» **PASSAGE GIVEN**
--- begin ---

Everton’s tricky fixtures continue. As we noted in our Chelsea preview, the champions thoroughly dismantled Everton in both fixtures last season, racking up an 8-0 aggregate score across their two matchups. Things may not be quite so easy this time around with Everton’s new look-team but I still fancy Chelsea to come away with a result.

Spurs (H): 22 games played in PL, 8w Everton, 19d, 23w Spurs

Last season: EVE 1-1 tot / TOT 3-2 eve

Gameweek 4 sees Spurs rock up at Goodison for a game which might be tougher than the past history would suggest. As they only won by a 1 goal margin on aggregate last term, much depends on whether Koeman sets out his stall to contain or assault a Spurs team that ended last season in such exuberant form.

Man Utd (a): 50 games played in PL, 8w Everton, 9d, 33w Man Utd

Last season: EVE 1-1 mnu / MNU 1-1 eve

A game which was historically David Moyes donating 6 points to United looks a bit different these days. The next edition will have added spice, with Lukaku facing his former club and, conversely, Rooney returning to Old Trafford as an Everton player once more – expect Sky Sports to trail this “drama” heavily in the run up to the match. Ex-United man Keane may also have added incentive to try to shut his old club out. However, I wouldn’t bet against both attacking threats registering some sort of contribution in the game.

The key players

Chef and I picked out 3 key players each.

The top targets

Jordan Pickford (5.0m; 13% ownership): a bit of a points machine last season given his price and team. He amassed 102 points last season as Sunderland had an awful season and finally, after many years of surviving, went down. Pickford proved himself a good shot stopper, which is great for those bonus save points. You would expect at Everton he will not have to make as many saves but his clean sheet potential will be greatly increased. Once the tricky opening fixtures have been navigated he could well be a snip at 5.0. Chef

Seamus Coleman (6.5m; 0.3% ownership): he’s injured currently, but the Irish wing back was at times near-essential last season (the choice between him or Baines drove many to distraction), with him recording 4 goals, 4 assists and 133 points in just 26 games before being horribly injured playing for his country. Still, the overall tally of 4.92 points per game means that, when he returns (and, hopefully, is still the same player as he was prior to injury) he may be one that we keep an eye on, especially in the hunt for differentials as the season goes past the midway point. Tom

Wayne Rooney (7.5m; 21% ownership): what more is there to say that you don’t already know? He did everything there was to do in his time at Old Trafford and Rooney looks to be leaner and fitter on rejoining his boyhood club. He had a stop-start campaign last year as injuries hit, aided and abetted by falling out of favour with Mourinho, meaning he could not get a sustained run in the team. He is a cut price £7.5m in FPL this year and is a good enabler for your 3rd striker slot. He has already attracted a lot of managers and has over 20 percent ownership. But, as I’ve said, going with Everton players from the off represents a risk given fixtures. Chef

The signing

Pure Klaassen in FPL?

--- end ---

» **EXTRACTED DATA**
--- begin ---

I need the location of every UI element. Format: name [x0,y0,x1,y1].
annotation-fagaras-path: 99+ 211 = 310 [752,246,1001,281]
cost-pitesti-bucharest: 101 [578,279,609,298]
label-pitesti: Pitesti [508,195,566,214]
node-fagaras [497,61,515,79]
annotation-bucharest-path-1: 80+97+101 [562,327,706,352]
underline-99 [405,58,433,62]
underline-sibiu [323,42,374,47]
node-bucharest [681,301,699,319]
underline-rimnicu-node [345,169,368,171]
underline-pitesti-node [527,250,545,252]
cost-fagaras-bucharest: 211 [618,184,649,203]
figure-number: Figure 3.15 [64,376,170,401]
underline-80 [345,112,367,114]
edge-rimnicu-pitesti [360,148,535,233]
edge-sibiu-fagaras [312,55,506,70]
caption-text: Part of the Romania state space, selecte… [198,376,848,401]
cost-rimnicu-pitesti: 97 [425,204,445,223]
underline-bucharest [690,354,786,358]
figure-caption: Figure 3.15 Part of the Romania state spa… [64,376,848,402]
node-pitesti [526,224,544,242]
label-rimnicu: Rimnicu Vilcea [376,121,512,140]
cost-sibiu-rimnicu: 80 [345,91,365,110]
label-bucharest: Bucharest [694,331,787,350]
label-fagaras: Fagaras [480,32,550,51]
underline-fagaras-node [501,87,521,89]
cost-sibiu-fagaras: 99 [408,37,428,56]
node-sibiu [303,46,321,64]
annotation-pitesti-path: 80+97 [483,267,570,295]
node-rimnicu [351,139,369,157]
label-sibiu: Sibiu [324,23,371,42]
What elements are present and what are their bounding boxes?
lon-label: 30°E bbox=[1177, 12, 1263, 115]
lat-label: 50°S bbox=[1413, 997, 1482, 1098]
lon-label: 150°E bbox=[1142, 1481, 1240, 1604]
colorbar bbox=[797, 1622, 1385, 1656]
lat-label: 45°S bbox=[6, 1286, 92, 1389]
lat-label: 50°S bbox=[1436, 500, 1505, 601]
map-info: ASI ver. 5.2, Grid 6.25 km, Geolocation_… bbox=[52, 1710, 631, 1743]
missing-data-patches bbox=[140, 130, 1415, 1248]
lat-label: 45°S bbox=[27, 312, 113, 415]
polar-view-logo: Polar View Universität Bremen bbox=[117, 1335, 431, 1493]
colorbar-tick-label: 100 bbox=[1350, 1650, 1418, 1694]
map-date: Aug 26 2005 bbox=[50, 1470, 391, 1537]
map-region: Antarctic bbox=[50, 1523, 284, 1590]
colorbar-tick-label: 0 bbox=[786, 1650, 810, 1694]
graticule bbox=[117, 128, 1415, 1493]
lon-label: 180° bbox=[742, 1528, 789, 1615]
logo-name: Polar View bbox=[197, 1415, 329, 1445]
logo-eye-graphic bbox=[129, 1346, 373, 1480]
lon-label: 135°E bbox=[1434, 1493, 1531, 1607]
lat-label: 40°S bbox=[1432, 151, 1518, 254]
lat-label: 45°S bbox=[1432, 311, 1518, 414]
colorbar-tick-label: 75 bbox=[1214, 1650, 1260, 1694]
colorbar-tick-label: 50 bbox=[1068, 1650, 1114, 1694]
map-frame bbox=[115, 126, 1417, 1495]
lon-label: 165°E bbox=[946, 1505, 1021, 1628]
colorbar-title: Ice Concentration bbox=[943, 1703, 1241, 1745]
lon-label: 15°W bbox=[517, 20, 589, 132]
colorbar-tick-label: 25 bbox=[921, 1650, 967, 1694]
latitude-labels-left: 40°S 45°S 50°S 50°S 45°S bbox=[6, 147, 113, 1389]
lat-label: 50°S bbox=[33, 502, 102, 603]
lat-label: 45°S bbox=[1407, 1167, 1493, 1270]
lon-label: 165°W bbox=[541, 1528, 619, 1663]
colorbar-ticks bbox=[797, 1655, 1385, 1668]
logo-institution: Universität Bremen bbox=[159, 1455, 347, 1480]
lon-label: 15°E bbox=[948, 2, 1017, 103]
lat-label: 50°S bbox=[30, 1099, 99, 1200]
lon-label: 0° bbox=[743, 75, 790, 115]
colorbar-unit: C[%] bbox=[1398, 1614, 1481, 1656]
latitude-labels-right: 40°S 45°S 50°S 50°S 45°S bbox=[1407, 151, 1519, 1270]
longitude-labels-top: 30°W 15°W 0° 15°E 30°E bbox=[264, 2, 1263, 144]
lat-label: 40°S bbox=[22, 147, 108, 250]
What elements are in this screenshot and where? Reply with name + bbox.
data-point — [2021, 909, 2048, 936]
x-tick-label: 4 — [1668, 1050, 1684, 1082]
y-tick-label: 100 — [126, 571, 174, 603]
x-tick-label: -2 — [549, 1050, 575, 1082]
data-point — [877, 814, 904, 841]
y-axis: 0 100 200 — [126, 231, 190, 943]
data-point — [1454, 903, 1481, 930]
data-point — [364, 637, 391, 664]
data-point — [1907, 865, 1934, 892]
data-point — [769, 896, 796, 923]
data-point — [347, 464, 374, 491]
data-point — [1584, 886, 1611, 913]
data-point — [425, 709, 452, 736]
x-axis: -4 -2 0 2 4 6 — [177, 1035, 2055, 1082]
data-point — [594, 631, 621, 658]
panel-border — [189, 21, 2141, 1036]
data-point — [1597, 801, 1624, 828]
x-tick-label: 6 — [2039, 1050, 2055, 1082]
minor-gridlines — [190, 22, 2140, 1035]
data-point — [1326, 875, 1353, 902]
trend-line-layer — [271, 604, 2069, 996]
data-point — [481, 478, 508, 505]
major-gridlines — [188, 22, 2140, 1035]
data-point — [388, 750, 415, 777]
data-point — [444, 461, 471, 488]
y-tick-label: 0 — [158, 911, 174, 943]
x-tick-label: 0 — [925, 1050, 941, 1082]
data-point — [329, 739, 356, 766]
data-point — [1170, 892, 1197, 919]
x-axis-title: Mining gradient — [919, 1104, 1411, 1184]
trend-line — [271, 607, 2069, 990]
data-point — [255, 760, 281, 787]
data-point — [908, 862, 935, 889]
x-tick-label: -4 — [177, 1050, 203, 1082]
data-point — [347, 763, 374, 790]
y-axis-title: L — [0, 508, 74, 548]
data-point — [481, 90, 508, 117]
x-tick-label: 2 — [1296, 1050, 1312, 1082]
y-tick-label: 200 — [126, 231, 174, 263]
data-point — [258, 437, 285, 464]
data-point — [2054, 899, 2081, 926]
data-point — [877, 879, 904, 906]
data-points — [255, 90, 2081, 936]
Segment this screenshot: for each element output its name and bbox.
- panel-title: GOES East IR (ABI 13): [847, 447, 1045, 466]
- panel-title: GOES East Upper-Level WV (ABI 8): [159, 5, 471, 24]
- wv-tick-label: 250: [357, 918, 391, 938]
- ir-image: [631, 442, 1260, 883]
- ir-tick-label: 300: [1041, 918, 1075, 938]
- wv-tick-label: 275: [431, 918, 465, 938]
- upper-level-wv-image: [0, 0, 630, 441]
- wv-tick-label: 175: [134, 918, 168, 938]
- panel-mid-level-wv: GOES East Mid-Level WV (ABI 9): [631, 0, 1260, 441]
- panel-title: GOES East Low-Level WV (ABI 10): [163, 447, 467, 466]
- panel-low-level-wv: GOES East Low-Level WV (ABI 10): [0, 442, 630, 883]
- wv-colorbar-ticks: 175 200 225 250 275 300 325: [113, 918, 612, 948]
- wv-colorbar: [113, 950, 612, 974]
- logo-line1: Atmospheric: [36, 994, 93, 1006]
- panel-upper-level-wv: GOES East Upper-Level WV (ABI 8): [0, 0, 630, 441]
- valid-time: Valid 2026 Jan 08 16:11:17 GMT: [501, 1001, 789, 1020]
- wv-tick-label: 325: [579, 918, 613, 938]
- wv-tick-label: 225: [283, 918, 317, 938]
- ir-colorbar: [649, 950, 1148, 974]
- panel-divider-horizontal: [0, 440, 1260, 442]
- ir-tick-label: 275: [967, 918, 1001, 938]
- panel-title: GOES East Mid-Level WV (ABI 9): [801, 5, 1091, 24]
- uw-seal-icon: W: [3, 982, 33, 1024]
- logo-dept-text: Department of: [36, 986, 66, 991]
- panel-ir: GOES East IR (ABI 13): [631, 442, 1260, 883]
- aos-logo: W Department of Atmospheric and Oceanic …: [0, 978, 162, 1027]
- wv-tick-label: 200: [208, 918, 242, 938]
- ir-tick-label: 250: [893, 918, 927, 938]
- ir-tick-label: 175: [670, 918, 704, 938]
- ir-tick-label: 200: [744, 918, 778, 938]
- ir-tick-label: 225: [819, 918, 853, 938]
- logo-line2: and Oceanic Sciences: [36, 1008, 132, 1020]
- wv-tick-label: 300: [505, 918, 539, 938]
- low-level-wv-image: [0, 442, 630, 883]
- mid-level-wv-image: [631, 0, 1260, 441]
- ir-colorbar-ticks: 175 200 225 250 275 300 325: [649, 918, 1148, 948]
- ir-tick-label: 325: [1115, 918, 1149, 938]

--- end ---

» **PROBLEM DETAILS**
Using the Everton preview, say yes or no to whether each statement agrees with it, quoting the words that decide it. 1. Jordan Pickford scored 102 points last season. 2. Seamus Coleman is owned by 21% of managers. 3. Both of last season's games between Everton and Man Utd ended in draws.

» **EXPECTED OUTPUT**
1. Yes: "He amassed 102 points last season"
2. No: "Seamus Coleman (6.5m; 0.3% ownership)"
3. Yes: "Last season: EVE 1-1 mnu / MNU 1-1 eve"